[Item position entries]
============================================================
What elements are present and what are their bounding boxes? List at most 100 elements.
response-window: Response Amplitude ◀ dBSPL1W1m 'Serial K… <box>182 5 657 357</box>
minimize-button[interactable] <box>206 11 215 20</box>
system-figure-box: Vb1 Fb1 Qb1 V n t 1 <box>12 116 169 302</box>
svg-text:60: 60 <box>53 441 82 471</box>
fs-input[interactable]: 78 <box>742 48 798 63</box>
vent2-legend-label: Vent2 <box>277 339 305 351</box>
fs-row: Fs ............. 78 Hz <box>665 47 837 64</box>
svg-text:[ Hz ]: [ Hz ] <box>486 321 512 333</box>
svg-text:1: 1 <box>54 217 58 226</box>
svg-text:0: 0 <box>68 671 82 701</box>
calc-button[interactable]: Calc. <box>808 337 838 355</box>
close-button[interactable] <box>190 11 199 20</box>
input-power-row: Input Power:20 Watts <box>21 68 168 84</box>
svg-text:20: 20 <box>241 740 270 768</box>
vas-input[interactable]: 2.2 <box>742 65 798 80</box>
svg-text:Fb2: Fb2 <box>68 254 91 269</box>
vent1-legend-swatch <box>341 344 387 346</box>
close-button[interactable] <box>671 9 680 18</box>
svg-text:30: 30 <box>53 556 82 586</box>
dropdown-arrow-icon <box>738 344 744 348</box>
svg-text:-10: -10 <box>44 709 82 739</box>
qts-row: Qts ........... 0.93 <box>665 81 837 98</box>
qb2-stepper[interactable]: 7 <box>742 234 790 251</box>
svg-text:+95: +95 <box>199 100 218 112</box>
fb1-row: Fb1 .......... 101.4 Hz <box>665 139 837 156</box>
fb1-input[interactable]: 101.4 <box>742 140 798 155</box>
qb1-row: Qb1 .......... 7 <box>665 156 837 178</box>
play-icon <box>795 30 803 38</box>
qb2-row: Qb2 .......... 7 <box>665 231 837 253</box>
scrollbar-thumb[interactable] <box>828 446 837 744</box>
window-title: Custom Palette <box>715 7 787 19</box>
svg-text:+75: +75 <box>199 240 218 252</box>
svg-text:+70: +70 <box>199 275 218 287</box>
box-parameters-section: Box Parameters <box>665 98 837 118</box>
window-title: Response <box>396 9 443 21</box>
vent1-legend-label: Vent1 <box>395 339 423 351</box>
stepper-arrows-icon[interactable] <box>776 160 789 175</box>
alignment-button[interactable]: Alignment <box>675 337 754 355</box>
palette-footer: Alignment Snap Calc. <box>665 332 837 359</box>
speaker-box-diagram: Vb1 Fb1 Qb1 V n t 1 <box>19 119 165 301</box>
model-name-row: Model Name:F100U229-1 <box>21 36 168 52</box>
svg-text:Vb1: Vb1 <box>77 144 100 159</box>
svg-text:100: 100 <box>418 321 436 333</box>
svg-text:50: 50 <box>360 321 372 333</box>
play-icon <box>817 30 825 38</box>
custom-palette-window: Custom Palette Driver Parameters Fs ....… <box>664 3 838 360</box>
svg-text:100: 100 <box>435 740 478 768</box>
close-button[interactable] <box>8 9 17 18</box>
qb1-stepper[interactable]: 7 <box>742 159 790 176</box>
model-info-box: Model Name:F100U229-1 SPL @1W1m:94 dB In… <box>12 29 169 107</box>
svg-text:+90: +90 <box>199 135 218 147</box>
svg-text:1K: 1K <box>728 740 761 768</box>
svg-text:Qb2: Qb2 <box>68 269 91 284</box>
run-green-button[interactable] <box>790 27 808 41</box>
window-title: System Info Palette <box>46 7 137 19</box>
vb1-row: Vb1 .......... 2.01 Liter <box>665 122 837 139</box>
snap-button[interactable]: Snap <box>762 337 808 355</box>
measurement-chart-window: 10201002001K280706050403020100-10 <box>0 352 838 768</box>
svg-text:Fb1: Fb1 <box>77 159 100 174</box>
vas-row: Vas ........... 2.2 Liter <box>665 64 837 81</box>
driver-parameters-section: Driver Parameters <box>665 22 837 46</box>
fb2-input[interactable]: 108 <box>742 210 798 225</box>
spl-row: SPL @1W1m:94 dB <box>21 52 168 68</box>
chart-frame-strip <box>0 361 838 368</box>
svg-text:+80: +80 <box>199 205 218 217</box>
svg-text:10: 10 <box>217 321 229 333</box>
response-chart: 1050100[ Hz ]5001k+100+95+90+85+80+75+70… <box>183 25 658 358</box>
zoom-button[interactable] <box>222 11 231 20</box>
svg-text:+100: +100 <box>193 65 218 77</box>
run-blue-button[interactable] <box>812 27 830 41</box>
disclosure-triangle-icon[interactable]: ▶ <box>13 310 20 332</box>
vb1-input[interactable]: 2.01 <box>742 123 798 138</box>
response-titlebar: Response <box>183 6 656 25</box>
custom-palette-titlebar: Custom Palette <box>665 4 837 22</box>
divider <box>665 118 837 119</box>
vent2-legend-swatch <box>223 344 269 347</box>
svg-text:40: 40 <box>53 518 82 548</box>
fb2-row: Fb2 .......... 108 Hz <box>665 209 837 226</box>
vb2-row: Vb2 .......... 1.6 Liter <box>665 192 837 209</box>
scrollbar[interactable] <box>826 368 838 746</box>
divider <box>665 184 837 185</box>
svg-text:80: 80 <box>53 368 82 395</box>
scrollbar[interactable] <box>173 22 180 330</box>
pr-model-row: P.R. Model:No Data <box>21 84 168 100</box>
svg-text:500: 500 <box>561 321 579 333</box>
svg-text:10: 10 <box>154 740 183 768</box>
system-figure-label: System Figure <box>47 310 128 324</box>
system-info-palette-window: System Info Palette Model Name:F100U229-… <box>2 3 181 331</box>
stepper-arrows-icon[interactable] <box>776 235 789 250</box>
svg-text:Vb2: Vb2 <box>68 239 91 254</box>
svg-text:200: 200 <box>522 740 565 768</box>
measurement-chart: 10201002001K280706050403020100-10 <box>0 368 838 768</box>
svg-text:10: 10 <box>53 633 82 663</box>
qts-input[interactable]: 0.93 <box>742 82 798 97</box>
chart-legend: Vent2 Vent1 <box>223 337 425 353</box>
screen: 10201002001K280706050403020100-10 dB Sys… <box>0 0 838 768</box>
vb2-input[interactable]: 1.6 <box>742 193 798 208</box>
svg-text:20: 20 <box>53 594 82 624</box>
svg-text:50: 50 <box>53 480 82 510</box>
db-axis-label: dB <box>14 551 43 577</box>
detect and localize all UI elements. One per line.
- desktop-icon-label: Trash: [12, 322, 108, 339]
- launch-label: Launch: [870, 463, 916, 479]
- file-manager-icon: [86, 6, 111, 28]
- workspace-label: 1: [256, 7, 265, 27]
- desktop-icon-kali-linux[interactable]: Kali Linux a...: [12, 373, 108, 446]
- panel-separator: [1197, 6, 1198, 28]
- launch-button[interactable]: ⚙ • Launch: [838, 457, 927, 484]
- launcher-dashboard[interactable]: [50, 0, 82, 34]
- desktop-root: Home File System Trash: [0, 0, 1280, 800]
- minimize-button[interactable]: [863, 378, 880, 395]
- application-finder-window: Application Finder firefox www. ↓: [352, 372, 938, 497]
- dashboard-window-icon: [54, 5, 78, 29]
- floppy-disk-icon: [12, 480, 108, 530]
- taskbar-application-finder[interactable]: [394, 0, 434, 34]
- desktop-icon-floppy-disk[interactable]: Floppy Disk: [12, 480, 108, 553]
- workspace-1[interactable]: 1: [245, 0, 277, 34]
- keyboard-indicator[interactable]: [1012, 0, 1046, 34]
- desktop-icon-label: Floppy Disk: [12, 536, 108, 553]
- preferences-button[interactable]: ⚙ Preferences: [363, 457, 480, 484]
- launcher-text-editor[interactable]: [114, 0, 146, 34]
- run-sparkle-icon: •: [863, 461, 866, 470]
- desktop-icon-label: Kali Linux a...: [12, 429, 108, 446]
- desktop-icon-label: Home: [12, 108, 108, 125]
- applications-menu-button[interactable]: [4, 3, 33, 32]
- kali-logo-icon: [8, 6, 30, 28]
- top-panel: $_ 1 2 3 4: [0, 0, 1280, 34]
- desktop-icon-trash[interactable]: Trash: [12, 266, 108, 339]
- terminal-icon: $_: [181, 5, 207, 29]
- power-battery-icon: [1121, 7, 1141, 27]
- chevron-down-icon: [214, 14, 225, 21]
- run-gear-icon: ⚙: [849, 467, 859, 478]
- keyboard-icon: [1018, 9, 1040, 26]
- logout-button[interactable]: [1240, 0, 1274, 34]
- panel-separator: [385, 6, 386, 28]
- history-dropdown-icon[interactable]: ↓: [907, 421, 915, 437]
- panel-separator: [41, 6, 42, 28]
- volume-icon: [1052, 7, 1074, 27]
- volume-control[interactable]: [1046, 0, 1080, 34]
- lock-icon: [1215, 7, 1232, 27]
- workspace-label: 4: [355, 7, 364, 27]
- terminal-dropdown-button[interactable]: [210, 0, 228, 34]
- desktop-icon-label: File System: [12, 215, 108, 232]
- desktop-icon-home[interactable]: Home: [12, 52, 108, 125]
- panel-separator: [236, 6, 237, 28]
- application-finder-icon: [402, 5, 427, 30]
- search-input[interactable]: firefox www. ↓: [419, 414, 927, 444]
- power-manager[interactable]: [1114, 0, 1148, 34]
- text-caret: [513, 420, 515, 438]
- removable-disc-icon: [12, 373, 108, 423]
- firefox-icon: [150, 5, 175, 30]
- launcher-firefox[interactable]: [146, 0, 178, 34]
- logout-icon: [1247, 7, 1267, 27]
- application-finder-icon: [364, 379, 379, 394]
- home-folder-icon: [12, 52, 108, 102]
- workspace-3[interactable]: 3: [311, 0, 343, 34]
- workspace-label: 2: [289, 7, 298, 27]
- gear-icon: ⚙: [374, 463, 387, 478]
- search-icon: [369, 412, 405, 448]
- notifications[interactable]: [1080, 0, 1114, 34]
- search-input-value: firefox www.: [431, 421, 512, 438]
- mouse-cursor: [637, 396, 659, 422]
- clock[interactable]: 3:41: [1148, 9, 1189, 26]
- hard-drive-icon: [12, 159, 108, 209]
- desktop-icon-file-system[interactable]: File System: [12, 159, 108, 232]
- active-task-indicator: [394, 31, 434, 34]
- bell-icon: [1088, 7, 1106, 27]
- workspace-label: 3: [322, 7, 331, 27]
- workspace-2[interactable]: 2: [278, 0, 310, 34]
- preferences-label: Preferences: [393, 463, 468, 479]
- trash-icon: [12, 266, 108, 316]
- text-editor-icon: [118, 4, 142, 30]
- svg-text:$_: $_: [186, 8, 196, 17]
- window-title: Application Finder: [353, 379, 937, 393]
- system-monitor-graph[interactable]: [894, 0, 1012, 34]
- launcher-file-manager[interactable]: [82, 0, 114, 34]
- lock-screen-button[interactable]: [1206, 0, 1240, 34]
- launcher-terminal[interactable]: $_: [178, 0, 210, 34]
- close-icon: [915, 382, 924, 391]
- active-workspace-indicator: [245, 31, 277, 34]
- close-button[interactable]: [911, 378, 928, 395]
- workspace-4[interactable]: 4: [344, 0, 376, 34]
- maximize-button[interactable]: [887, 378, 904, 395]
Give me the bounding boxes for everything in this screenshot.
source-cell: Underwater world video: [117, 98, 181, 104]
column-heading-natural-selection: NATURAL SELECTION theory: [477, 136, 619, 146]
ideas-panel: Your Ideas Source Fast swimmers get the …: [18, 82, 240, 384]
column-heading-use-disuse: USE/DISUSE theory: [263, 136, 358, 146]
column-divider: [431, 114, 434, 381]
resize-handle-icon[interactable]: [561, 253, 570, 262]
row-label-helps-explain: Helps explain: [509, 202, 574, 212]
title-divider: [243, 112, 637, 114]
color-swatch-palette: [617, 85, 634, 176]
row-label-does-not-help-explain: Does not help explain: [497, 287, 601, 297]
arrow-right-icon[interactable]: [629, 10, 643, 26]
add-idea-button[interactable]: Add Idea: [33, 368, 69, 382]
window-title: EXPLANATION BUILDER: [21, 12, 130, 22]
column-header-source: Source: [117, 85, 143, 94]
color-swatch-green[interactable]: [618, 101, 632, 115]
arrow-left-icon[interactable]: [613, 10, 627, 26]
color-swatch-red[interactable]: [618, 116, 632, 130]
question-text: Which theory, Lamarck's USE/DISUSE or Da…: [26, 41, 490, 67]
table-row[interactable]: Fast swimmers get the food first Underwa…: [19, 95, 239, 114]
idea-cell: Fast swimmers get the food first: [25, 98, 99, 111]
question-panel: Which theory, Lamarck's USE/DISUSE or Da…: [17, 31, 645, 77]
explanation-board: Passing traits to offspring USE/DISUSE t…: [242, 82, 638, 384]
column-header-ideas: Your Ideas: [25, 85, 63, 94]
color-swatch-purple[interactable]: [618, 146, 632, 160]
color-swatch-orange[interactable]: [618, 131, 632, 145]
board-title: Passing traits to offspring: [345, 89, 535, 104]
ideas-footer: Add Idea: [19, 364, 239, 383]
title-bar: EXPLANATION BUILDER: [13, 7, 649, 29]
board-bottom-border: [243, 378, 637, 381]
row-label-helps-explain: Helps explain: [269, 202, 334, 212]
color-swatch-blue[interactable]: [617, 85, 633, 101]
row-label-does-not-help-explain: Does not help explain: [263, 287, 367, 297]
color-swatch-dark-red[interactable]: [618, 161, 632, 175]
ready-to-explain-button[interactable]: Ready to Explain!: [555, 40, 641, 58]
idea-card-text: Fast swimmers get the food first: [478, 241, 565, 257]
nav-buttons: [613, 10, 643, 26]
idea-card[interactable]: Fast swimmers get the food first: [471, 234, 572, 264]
============================================================
How many lines in the items above contain the word "window"? Reply with the number alone.

11